Reproduce all the lines exactly as they stand, apart from the pictures.

--- begin ---

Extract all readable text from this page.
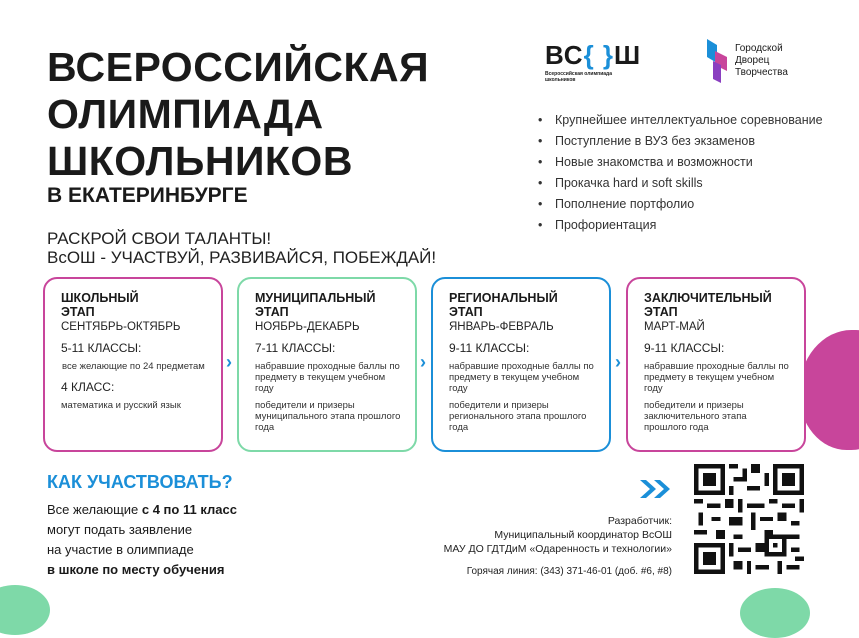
ВСЕРОССИЙСКАЯ
ОЛИМПИАДА
ШКОЛЬНИКОВ
В ЕКАТЕРИНБУРГЕ
РАСКРОЙ СВОИ ТАЛАНТЫ!
ВсОШ - УЧАСТВУЙ, РАЗВИВАЙСЯ, ПОБЕЖДАЙ!
ВС{ }Ш
Всероссийская олимпиада школьников
Городской
Дворец
Творчества
• Крупнейшее интеллектуальное соревнование
• Поступление в ВУЗ без экзаменов
• Новые знакомства и возможности
• Прокачка hard и soft skills
• Пополнение портфолио
• Профориентация
ШКОЛЬНЫЙ
ЭТАП
СЕНТЯБРЬ-ОКТЯБРЬ
5-11 КЛАССЫ:
все желающие по 24 предметам
4 КЛАСС:
математика и русский язык
›
МУНИЦИПАЛЬНЫЙ
ЭТАП
НОЯБРЬ-ДЕКАБРЬ
7-11 КЛАССЫ:
набравшие проходные баллы по предмету в текущем учебном году
победители и призеры муниципального этапа прошлого года
›
РЕГИОНАЛЬНЫЙ
ЭТАП
ЯНВАРЬ-ФЕВРАЛЬ
9-11 КЛАССЫ:
набравшие проходные баллы по предмету в текущем учебном году
победители и призеры регионального этапа прошлого года
›
ЗАКЛЮЧИТЕЛЬНЫЙ
ЭТАП
МАРТ-МАЙ
9-11 КЛАССЫ:
набравшие проходные баллы по предмету в текущем учебном году
победители и призеры заключительного этапа прошлого года
КАК УЧАСТВОВАТЬ?
Все желающие с 4 по 11 класс
могут подать заявление
на участие в олимпиаде
в школе по месту обучения
Разработчик:
Муниципальный координатор ВсОШ
МАУ ДО ГДТДиМ «Одаренность и технологии»
Горячая линия: (343) 371-46-01 (доб. #6, #8)
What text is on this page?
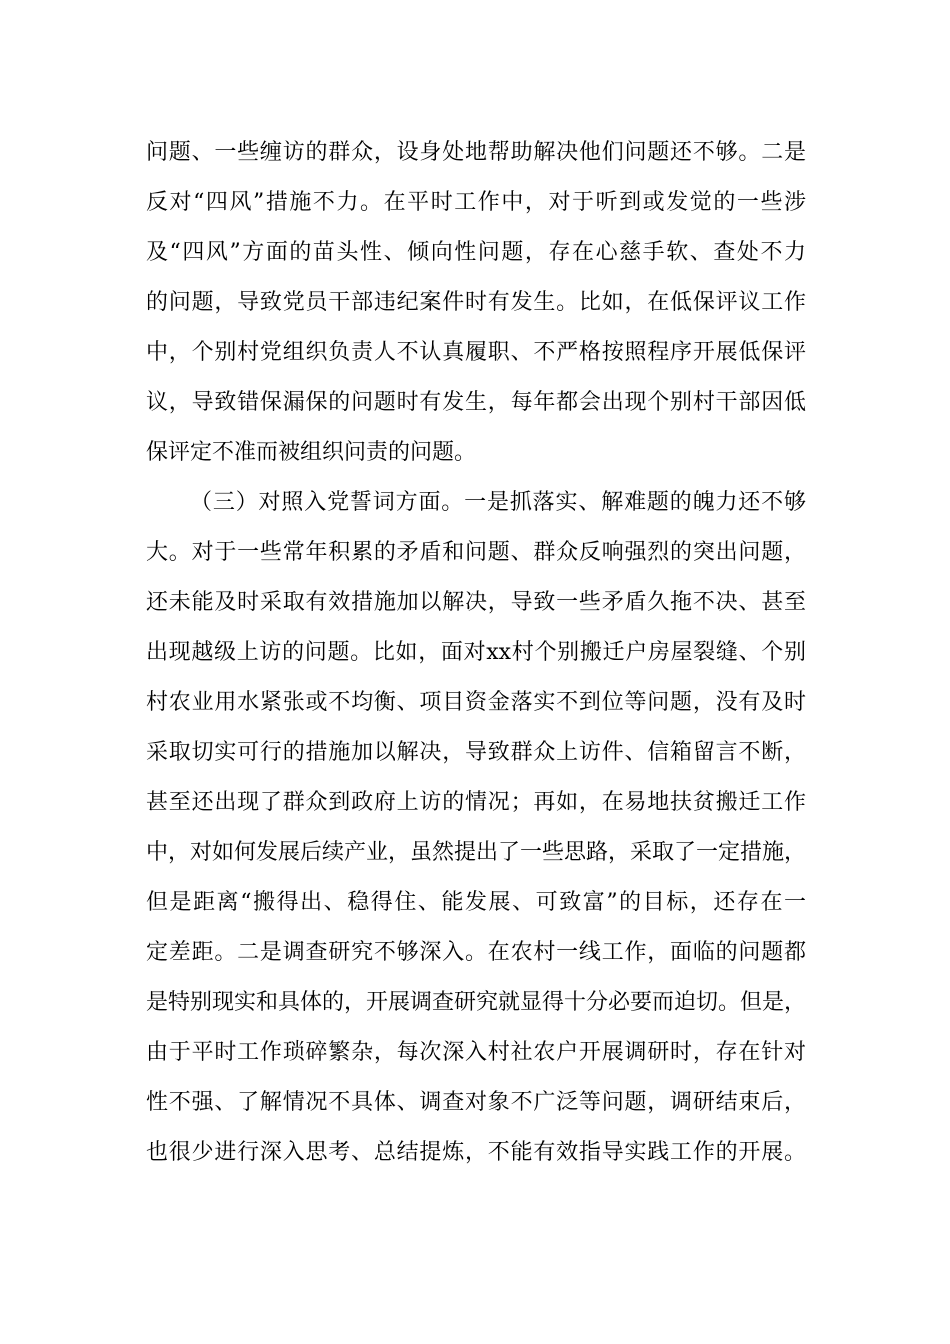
问题、一些缠访的群众，设身处地帮助解决他们问题还不够。二是
反对“四风”措施不力。在平时工作中，对于听到或发觉的一些涉
及“四风”方面的苗头性、倾向性问题，存在心慈手软、查处不力
的问题，导致党员干部违纪案件时有发生。比如，在低保评议工作
中，个别村党组织负责人不认真履职、不严格按照程序开展低保评
议，导致错保漏保的问题时有发生，每年都会出现个别村干部因低
保评定不准而被组织问责的问题。
（三）对照入党誓词方面。一是抓落实、解难题的魄力还不够
大。对于一些常年积累的矛盾和问题、群众反响强烈的突出问题，
还未能及时采取有效措施加以解决，导致一些矛盾久拖不决、甚至
出现越级上访的问题。比如，面对xx村个别搬迁户房屋裂缝、个别
村农业用水紧张或不均衡、项目资金落实不到位等问题，没有及时
采取切实可行的措施加以解决，导致群众上访件、信箱留言不断，
甚至还出现了群众到政府上访的情况；再如，在易地扶贫搬迁工作
中，对如何发展后续产业，虽然提出了一些思路，采取了一定措施，
但是距离“搬得出、稳得住、能发展、可致富”的目标，还存在一
定差距。二是调查研究不够深入。在农村一线工作，面临的问题都
是特别现实和具体的，开展调查研究就显得十分必要而迫切。但是，
由于平时工作琐碎繁杂，每次深入村社农户开展调研时，存在针对
性不强、了解情况不具体、调查对象不广泛等问题，调研结束后，
也很少进行深入思考、总结提炼，不能有效指导实践工作的开展。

--- end ---

§ Correct answer:
Extract all readable text from this page.
ВСЕРОССИЙСКАЯ
ОЛИМПИАДА
ШКОЛЬНИКОВ
В ЕКАТЕРИНБУРГЕ
РАСКРОЙ СВОИ ТАЛАНТЫ!
ВсОШ - УЧАСТВУЙ, РАЗВИВАЙСЯ, ПОБЕЖДАЙ!
ВС{ }Ш
Всероссийская олимпиада школьников
Городской
Дворец
Творчества
• Крупнейшее интеллектуальное соревнование
• Поступление в ВУЗ без экзаменов
• Новые знакомства и возможности
• Прокачка hard и soft skills
• Пополнение портфолио
• Профориентация
ШКОЛЬНЫЙ
ЭТАП
СЕНТЯБРЬ-ОКТЯБРЬ
5-11 КЛАССЫ:
все желающие по 24 предметам
4 КЛАСС:
математика и русский язык
›
МУНИЦИПАЛЬНЫЙ
ЭТАП
НОЯБРЬ-ДЕКАБРЬ
7-11 КЛАССЫ:
набравшие проходные баллы по предмету в текущем учебном году
победители и призеры муниципального этапа прошлого года
›
РЕГИОНАЛЬНЫЙ
ЭТАП
ЯНВАРЬ-ФЕВРАЛЬ
9-11 КЛАССЫ:
набравшие проходные баллы по предмету в текущем учебном году
победители и призеры регионального этапа прошлого года
›
ЗАКЛЮЧИТЕЛЬНЫЙ
ЭТАП
МАРТ-МАЙ
9-11 КЛАССЫ:
набравшие проходные баллы по предмету в текущем учебном году
победители и призеры заключительного этапа прошлого года
КАК УЧАСТВОВАТЬ?
Все желающие с 4 по 11 класс
могут подать заявление
на участие в олимпиаде
в школе по месту обучения
Разработчик:
Муниципальный координатор ВсОШ
МАУ ДО ГДТДиМ «Одаренность и технологии»
Горячая линия: (343) 371-46-01 (доб. #6, #8)
What text is on this page?
问题、一些缠访的群众，设身处地帮助解决他们问题还不够。二是
反对“四风”措施不力。在平时工作中，对于听到或发觉的一些涉
及“四风”方面的苗头性、倾向性问题，存在心慈手软、查处不力
的问题，导致党员干部违纪案件时有发生。比如，在低保评议工作
中，个别村党组织负责人不认真履职、不严格按照程序开展低保评
议，导致错保漏保的问题时有发生，每年都会出现个别村干部因低
保评定不准而被组织问责的问题。
（三）对照入党誓词方面。一是抓落实、解难题的魄力还不够
大。对于一些常年积累的矛盾和问题、群众反响强烈的突出问题，
还未能及时采取有效措施加以解决，导致一些矛盾久拖不决、甚至
出现越级上访的问题。比如，面对xx村个别搬迁户房屋裂缝、个别
村农业用水紧张或不均衡、项目资金落实不到位等问题，没有及时
采取切实可行的措施加以解决，导致群众上访件、信箱留言不断，
甚至还出现了群众到政府上访的情况；再如，在易地扶贫搬迁工作
中，对如何发展后续产业，虽然提出了一些思路，采取了一定措施，
但是距离“搬得出、稳得住、能发展、可致富”的目标，还存在一
定差距。二是调查研究不够深入。在农村一线工作，面临的问题都
是特别现实和具体的，开展调查研究就显得十分必要而迫切。但是，
由于平时工作琐碎繁杂，每次深入村社农户开展调研时，存在针对
性不强、了解情况不具体、调查对象不广泛等问题，调研结束后，
也很少进行深入思考、总结提炼，不能有效指导实践工作的开展。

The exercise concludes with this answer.